Copy the data that follows, character for character, minus the pictures.

═══ RECORDS SHOWN

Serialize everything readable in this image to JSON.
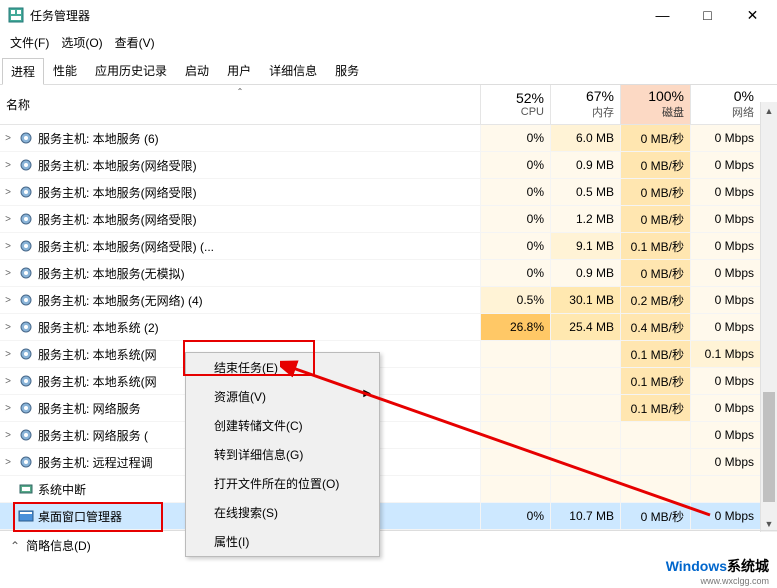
{
  "window": {
    "title": "任务管理器",
    "minimize": "—",
    "maximize": "□",
    "close": "✕"
  },
  "menu": {
    "file": "文件(F)",
    "options": "选项(O)",
    "view": "查看(V)"
  },
  "tabs": {
    "processes": "进程",
    "performance": "性能",
    "app_history": "应用历史记录",
    "startup": "启动",
    "users": "用户",
    "details": "详细信息",
    "services": "服务"
  },
  "columns": {
    "name": "名称",
    "cpu_pct": "52%",
    "cpu_lbl": "CPU",
    "mem_pct": "67%",
    "mem_lbl": "内存",
    "disk_pct": "100%",
    "disk_lbl": "磁盘",
    "net_pct": "0%",
    "net_lbl": "网络"
  },
  "rows": [
    {
      "exp": ">",
      "name": "服务主机: 本地服务 (6)",
      "cpu": "0%",
      "mem": "6.0 MB",
      "disk": "0 MB/秒",
      "net": "0 Mbps",
      "h": [
        0,
        1,
        3,
        0
      ]
    },
    {
      "exp": ">",
      "name": "服务主机: 本地服务(网络受限)",
      "cpu": "0%",
      "mem": "0.9 MB",
      "disk": "0 MB/秒",
      "net": "0 Mbps",
      "h": [
        0,
        0,
        3,
        0
      ]
    },
    {
      "exp": ">",
      "name": "服务主机: 本地服务(网络受限)",
      "cpu": "0%",
      "mem": "0.5 MB",
      "disk": "0 MB/秒",
      "net": "0 Mbps",
      "h": [
        0,
        0,
        3,
        0
      ]
    },
    {
      "exp": ">",
      "name": "服务主机: 本地服务(网络受限)",
      "cpu": "0%",
      "mem": "1.2 MB",
      "disk": "0 MB/秒",
      "net": "0 Mbps",
      "h": [
        0,
        0,
        3,
        0
      ]
    },
    {
      "exp": ">",
      "name": "服务主机: 本地服务(网络受限) (...",
      "cpu": "0%",
      "mem": "9.1 MB",
      "disk": "0.1 MB/秒",
      "net": "0 Mbps",
      "h": [
        0,
        1,
        3,
        0
      ]
    },
    {
      "exp": ">",
      "name": "服务主机: 本地服务(无模拟)",
      "cpu": "0%",
      "mem": "0.9 MB",
      "disk": "0 MB/秒",
      "net": "0 Mbps",
      "h": [
        0,
        0,
        3,
        0
      ]
    },
    {
      "exp": ">",
      "name": "服务主机: 本地服务(无网络) (4)",
      "cpu": "0.5%",
      "mem": "30.1 MB",
      "disk": "0.2 MB/秒",
      "net": "0 Mbps",
      "h": [
        1,
        2,
        3,
        0
      ]
    },
    {
      "exp": ">",
      "name": "服务主机: 本地系统 (2)",
      "cpu": "26.8%",
      "mem": "25.4 MB",
      "disk": "0.4 MB/秒",
      "net": "0 Mbps",
      "h": [
        4,
        2,
        3,
        0
      ]
    },
    {
      "exp": ">",
      "name": "服务主机: 本地系统(网",
      "cpu": "",
      "mem": "",
      "disk": "0.1 MB/秒",
      "net": "0.1 Mbps",
      "h": [
        0,
        0,
        3,
        1
      ]
    },
    {
      "exp": ">",
      "name": "服务主机: 本地系统(网",
      "cpu": "",
      "mem": "",
      "disk": "0.1 MB/秒",
      "net": "0 Mbps",
      "h": [
        0,
        0,
        3,
        0
      ]
    },
    {
      "exp": ">",
      "name": "服务主机: 网络服务",
      "cpu": "",
      "mem": "",
      "disk": "0.1 MB/秒",
      "net": "0 Mbps",
      "h": [
        0,
        0,
        3,
        0
      ]
    },
    {
      "exp": ">",
      "name": "服务主机: 网络服务 (",
      "cpu": "",
      "mem": "",
      "disk": "",
      "net": "0 Mbps",
      "h": [
        0,
        0,
        0,
        0
      ]
    },
    {
      "exp": ">",
      "name": "服务主机: 远程过程调",
      "cpu": "",
      "mem": "",
      "disk": "",
      "net": "0 Mbps",
      "h": [
        0,
        0,
        0,
        0
      ]
    },
    {
      "exp": "",
      "name": "系统中断",
      "cpu": "",
      "mem": "",
      "disk": "",
      "net": "",
      "h": [
        0,
        0,
        0,
        0
      ],
      "icon": "sys"
    },
    {
      "exp": "",
      "name": "桌面窗口管理器",
      "cpu": "0%",
      "mem": "10.7 MB",
      "disk": "0 MB/秒",
      "net": "0 Mbps",
      "h": [
        0,
        0,
        0,
        0
      ],
      "icon": "dwm",
      "selected": true
    }
  ],
  "context_menu": {
    "end_task": "结束任务(E)",
    "resource_values": "资源值(V)",
    "create_dump": "创建转储文件(C)",
    "go_to_details": "转到详细信息(G)",
    "open_file_location": "打开文件所在的位置(O)",
    "search_online": "在线搜索(S)",
    "properties": "属性(I)"
  },
  "footer": {
    "fewer_details": "简略信息(D)"
  },
  "watermark": {
    "brand_en": "Windows",
    "brand_cn": "系统城",
    "url": "www.wxclgg.com"
  }
}
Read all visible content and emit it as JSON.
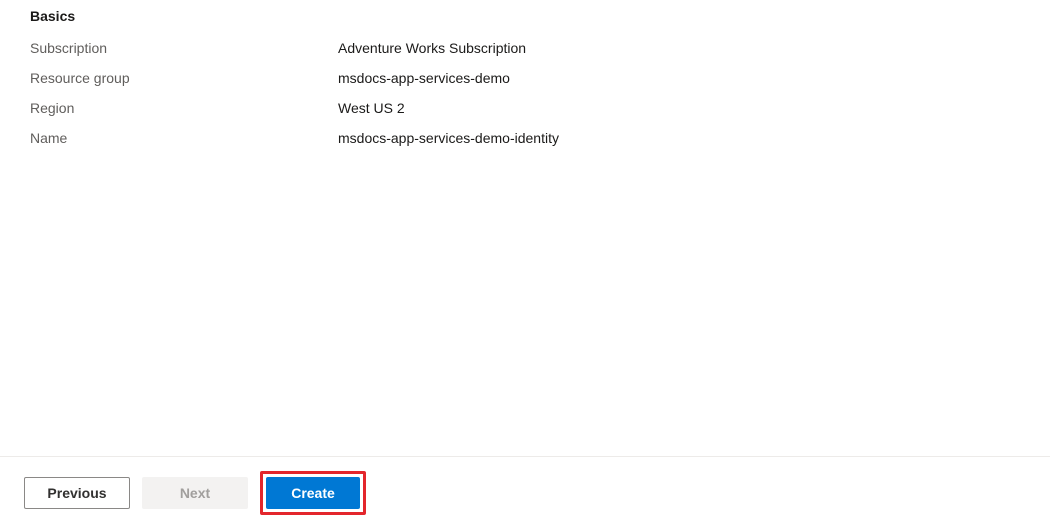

══════

### THE ANSWER
Serialize everything readable in this image to JSON.
{
  "window": {
    "title": "任务管理器",
    "minimize": "—",
    "maximize": "□",
    "close": "✕"
  },
  "menu": {
    "file": "文件(F)",
    "options": "选项(O)",
    "view": "查看(V)"
  },
  "tabs": {
    "processes": "进程",
    "performance": "性能",
    "app_history": "应用历史记录",
    "startup": "启动",
    "users": "用户",
    "details": "详细信息",
    "services": "服务"
  },
  "columns": {
    "name": "名称",
    "cpu_pct": "52%",
    "cpu_lbl": "CPU",
    "mem_pct": "67%",
    "mem_lbl": "内存",
    "disk_pct": "100%",
    "disk_lbl": "磁盘",
    "net_pct": "0%",
    "net_lbl": "网络"
  },
  "rows": [
    {
      "exp": ">",
      "name": "服务主机: 本地服务 (6)",
      "cpu": "0%",
      "mem": "6.0 MB",
      "disk": "0 MB/秒",
      "net": "0 Mbps",
      "h": [
        0,
        1,
        3,
        0
      ]
    },
    {
      "exp": ">",
      "name": "服务主机: 本地服务(网络受限)",
      "cpu": "0%",
      "mem": "0.9 MB",
      "disk": "0 MB/秒",
      "net": "0 Mbps",
      "h": [
        0,
        0,
        3,
        0
      ]
    },
    {
      "exp": ">",
      "name": "服务主机: 本地服务(网络受限)",
      "cpu": "0%",
      "mem": "0.5 MB",
      "disk": "0 MB/秒",
      "net": "0 Mbps",
      "h": [
        0,
        0,
        3,
        0
      ]
    },
    {
      "exp": ">",
      "name": "服务主机: 本地服务(网络受限)",
      "cpu": "0%",
      "mem": "1.2 MB",
      "disk": "0 MB/秒",
      "net": "0 Mbps",
      "h": [
        0,
        0,
        3,
        0
      ]
    },
    {
      "exp": ">",
      "name": "服务主机: 本地服务(网络受限) (...",
      "cpu": "0%",
      "mem": "9.1 MB",
      "disk": "0.1 MB/秒",
      "net": "0 Mbps",
      "h": [
        0,
        1,
        3,
        0
      ]
    },
    {
      "exp": ">",
      "name": "服务主机: 本地服务(无模拟)",
      "cpu": "0%",
      "mem": "0.9 MB",
      "disk": "0 MB/秒",
      "net": "0 Mbps",
      "h": [
        0,
        0,
        3,
        0
      ]
    },
    {
      "exp": ">",
      "name": "服务主机: 本地服务(无网络) (4)",
      "cpu": "0.5%",
      "mem": "30.1 MB",
      "disk": "0.2 MB/秒",
      "net": "0 Mbps",
      "h": [
        1,
        2,
        3,
        0
      ]
    },
    {
      "exp": ">",
      "name": "服务主机: 本地系统 (2)",
      "cpu": "26.8%",
      "mem": "25.4 MB",
      "disk": "0.4 MB/秒",
      "net": "0 Mbps",
      "h": [
        4,
        2,
        3,
        0
      ]
    },
    {
      "exp": ">",
      "name": "服务主机: 本地系统(网",
      "cpu": "",
      "mem": "",
      "disk": "0.1 MB/秒",
      "net": "0.1 Mbps",
      "h": [
        0,
        0,
        3,
        1
      ]
    },
    {
      "exp": ">",
      "name": "服务主机: 本地系统(网",
      "cpu": "",
      "mem": "",
      "disk": "0.1 MB/秒",
      "net": "0 Mbps",
      "h": [
        0,
        0,
        3,
        0
      ]
    },
    {
      "exp": ">",
      "name": "服务主机: 网络服务",
      "cpu": "",
      "mem": "",
      "disk": "0.1 MB/秒",
      "net": "0 Mbps",
      "h": [
        0,
        0,
        3,
        0
      ]
    },
    {
      "exp": ">",
      "name": "服务主机: 网络服务 (",
      "cpu": "",
      "mem": "",
      "disk": "",
      "net": "0 Mbps",
      "h": [
        0,
        0,
        0,
        0
      ]
    },
    {
      "exp": ">",
      "name": "服务主机: 远程过程调",
      "cpu": "",
      "mem": "",
      "disk": "",
      "net": "0 Mbps",
      "h": [
        0,
        0,
        0,
        0
      ]
    },
    {
      "exp": "",
      "name": "系统中断",
      "cpu": "",
      "mem": "",
      "disk": "",
      "net": "",
      "h": [
        0,
        0,
        0,
        0
      ],
      "icon": "sys"
    },
    {
      "exp": "",
      "name": "桌面窗口管理器",
      "cpu": "0%",
      "mem": "10.7 MB",
      "disk": "0 MB/秒",
      "net": "0 Mbps",
      "h": [
        0,
        0,
        0,
        0
      ],
      "icon": "dwm",
      "selected": true
    }
  ],
  "context_menu": {
    "end_task": "结束任务(E)",
    "resource_values": "资源值(V)",
    "create_dump": "创建转储文件(C)",
    "go_to_details": "转到详细信息(G)",
    "open_file_location": "打开文件所在的位置(O)",
    "search_online": "在线搜索(S)",
    "properties": "属性(I)"
  },
  "footer": {
    "fewer_details": "简略信息(D)"
  },
  "watermark": {
    "brand_en": "Windows",
    "brand_cn": "系统城",
    "url": "www.wxclgg.com"
  }
}
Read all visible content and emit it as JSON.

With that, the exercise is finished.